• Text shown
• • • •
Thrush’s Jazz on the Boulevard helps renew N. Kenwood-Oakland
The unusual name of the Thrush Companies’ “Jazz on the Boulevard,” a new 137-unit residential development on the city’s South Side, is the first hint that this project stands apart. The name recalls the 1920s and ’30s, the heyday of jazz and the South Side, when the likes of Louis Armstrong and Duke Ellington could be heard at the Regal Theater and the renowned clubs that lined 47th Street.
The South Side’s Bronzeville and North Kenwood-Oakland neighborhoods saw a steady decline in later decades, but as the name implies, Jazz on the Boulevard and other new developments are part of a South Side renaissance that has sparked dramatic growth on the area’s once grand streets.
Drexel Boulevard was one of the grandest, the kind of wide, grassy boulevard Chicago’s elite flocked to at a time when land was cheap and city planning an art. Much housing has been lost, but august graystones still line the boulevard and mature trees and landscaping give its wide median – just a few blocks from the lake – the kind of peaceful milieu that’s hard to find near the center of a major city. And Jazz on the Boulevard, which sits on the west side of Drexel Boulevard, between 41st Street and 42nd Place in North Kenwood-Oakland, is helping restore one the finest examples of Chicago’s boulevard system.
“We designed the project with the intent of contributing to the return of the grandeur of Drexel Boulevard,” says Steve Ryniewicz of FitzGerald Associates, the architects for the project. “We were determined to create a nice presence on Drexel, and therefore much of our design inspiration and many of our architectural cues – scales, windows, colors, materials and the like – are derived from the adjacent and surrounding environment.”
• • • •
• Data segment
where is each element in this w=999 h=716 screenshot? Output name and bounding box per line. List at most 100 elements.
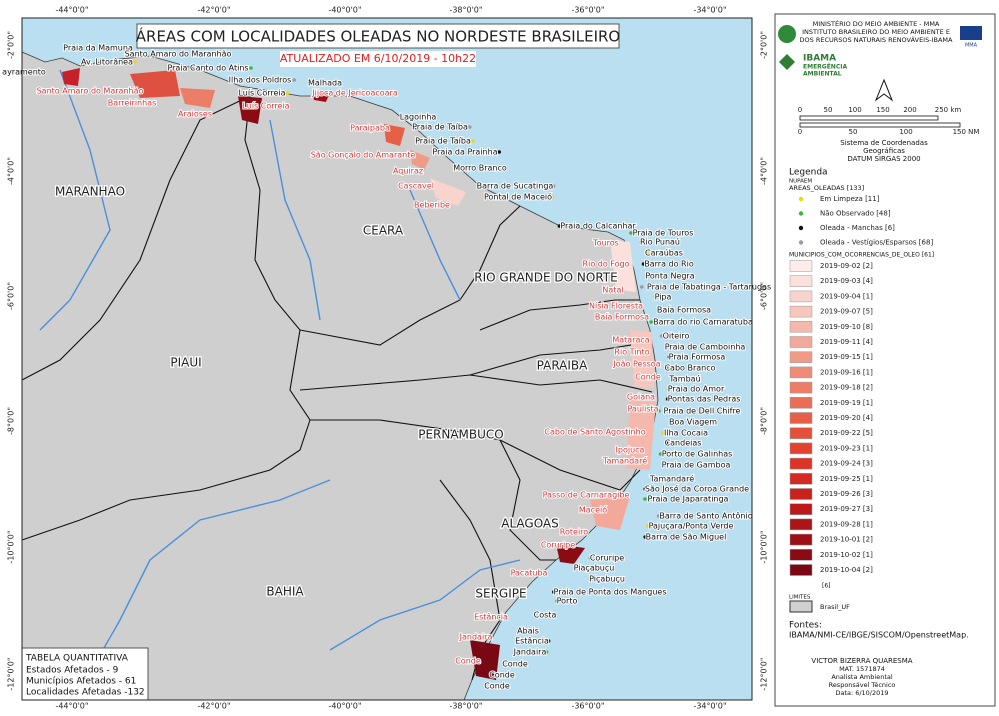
• • • •
• What you should do
In the Jazz on the Boulevard text, explain in one to three sentences why the architects drew many of their architectural cues from "the adjacent and surrounding environment." These lines have no connection to the text about Jazz on the Boulevard.

• Solution below
The architects designed the project to contribute to the return of Drexel Boulevard's grandeur and were determined to create a nice presence on Drexel. For that reason, they took much of their design inspiration, including scales, windows, colors and materials, from the surrounding environment.